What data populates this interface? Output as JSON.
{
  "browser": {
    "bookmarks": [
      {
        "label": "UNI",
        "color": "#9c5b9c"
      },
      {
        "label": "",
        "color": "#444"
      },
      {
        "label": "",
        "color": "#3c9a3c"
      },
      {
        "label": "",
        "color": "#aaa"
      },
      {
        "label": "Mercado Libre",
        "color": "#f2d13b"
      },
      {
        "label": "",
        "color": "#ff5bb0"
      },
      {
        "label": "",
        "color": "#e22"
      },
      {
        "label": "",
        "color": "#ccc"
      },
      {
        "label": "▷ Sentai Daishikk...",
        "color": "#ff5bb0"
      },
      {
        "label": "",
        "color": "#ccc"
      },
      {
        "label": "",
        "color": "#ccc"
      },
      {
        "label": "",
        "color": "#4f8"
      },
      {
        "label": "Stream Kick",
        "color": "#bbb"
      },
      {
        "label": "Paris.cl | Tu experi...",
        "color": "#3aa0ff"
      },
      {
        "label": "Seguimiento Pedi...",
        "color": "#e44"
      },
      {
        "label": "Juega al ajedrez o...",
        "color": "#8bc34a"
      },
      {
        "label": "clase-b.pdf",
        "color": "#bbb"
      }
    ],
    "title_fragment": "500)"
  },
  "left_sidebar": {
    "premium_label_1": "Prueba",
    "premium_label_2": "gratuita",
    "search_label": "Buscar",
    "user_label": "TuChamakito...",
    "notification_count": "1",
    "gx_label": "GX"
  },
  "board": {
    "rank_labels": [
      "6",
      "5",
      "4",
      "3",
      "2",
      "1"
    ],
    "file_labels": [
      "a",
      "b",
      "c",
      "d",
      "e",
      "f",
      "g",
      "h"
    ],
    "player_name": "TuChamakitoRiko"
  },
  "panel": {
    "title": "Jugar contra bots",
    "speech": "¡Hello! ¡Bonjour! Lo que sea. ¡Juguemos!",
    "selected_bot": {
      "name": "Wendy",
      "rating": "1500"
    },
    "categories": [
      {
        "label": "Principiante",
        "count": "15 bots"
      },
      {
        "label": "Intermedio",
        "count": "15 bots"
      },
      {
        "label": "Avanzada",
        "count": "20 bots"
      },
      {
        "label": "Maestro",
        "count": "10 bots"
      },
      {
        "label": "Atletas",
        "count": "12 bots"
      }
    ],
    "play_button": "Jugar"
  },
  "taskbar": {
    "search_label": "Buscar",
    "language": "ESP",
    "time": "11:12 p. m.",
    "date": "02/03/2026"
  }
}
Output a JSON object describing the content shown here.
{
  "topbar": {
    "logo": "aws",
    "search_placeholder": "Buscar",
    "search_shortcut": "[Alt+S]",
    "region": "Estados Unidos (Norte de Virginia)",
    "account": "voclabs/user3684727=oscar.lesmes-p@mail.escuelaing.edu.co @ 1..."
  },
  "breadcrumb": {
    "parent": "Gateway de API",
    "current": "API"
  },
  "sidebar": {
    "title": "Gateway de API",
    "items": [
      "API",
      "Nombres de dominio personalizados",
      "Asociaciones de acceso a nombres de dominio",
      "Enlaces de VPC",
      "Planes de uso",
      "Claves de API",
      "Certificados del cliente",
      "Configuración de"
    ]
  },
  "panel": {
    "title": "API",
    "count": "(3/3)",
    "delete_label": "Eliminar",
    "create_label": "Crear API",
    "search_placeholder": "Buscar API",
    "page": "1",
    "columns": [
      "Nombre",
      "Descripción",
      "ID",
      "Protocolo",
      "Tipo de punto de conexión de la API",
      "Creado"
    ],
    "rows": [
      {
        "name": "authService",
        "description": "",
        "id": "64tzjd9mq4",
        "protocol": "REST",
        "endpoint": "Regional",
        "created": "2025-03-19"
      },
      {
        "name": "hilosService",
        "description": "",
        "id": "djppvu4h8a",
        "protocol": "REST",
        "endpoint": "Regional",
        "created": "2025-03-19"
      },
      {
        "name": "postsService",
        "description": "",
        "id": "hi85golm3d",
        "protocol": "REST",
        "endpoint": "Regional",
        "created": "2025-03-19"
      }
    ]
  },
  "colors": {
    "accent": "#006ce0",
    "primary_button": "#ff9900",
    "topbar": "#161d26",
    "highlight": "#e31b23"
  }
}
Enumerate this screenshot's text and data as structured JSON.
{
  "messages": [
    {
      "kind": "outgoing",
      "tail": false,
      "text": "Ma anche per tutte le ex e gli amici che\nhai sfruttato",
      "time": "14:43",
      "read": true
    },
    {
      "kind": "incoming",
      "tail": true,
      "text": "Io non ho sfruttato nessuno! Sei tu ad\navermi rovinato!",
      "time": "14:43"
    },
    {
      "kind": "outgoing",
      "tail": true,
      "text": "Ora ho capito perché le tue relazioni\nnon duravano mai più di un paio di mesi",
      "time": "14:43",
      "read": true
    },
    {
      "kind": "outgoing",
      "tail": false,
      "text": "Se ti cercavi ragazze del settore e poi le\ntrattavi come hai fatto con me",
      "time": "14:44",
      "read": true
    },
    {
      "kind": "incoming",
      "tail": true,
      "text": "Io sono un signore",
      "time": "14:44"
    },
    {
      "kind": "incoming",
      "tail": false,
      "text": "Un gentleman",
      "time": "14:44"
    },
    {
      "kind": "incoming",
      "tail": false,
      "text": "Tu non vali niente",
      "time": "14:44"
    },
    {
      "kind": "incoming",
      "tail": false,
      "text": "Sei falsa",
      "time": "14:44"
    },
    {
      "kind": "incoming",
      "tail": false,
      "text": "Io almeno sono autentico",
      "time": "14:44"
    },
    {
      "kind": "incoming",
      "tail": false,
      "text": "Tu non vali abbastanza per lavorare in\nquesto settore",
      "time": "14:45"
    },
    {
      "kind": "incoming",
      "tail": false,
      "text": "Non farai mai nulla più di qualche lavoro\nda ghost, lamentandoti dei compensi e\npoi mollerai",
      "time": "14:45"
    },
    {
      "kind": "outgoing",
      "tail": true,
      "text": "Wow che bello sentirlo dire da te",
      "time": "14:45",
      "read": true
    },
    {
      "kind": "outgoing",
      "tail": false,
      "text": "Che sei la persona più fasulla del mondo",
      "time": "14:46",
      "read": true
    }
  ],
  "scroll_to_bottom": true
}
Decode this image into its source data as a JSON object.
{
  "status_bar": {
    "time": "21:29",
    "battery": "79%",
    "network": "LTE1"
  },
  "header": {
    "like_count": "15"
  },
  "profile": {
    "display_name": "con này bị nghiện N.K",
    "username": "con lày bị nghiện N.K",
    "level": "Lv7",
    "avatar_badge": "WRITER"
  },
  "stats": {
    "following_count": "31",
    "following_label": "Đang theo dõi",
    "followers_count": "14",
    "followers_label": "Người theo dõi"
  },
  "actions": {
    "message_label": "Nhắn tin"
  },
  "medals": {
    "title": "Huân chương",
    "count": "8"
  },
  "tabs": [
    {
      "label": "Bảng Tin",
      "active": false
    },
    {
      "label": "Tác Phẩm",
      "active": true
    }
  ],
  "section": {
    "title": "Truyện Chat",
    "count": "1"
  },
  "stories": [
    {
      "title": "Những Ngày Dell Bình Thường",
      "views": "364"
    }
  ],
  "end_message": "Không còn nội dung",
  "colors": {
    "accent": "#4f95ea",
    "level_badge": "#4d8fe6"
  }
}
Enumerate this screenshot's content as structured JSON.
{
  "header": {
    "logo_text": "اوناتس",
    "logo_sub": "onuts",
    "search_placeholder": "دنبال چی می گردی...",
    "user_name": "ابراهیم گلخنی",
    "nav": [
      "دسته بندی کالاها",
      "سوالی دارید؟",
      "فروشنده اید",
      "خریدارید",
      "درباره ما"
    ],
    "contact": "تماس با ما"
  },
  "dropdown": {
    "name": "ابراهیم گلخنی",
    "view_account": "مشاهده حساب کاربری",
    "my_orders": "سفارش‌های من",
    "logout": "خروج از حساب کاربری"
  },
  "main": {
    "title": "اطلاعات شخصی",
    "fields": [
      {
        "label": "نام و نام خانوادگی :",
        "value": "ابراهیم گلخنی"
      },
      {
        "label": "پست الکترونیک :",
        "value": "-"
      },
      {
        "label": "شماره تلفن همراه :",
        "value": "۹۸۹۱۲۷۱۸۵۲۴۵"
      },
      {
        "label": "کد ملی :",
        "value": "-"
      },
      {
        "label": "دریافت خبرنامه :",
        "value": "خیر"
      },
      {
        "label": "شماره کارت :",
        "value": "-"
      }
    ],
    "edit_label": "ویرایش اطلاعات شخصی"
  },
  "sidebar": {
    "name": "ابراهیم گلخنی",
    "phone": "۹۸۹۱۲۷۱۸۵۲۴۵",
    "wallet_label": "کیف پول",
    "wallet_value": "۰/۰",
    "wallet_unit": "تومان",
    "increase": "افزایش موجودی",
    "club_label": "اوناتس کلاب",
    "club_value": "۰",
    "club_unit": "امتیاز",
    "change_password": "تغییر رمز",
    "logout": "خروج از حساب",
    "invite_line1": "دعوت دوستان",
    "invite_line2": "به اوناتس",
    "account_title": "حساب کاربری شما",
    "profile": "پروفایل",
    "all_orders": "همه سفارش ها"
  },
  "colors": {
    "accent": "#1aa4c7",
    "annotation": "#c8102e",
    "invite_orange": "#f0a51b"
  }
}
☆ ☆ ☆
PROBLEM DETAILS:
Answer with one number: how many lines of the entries above include the word "خروج".

THE OUTPUT:
2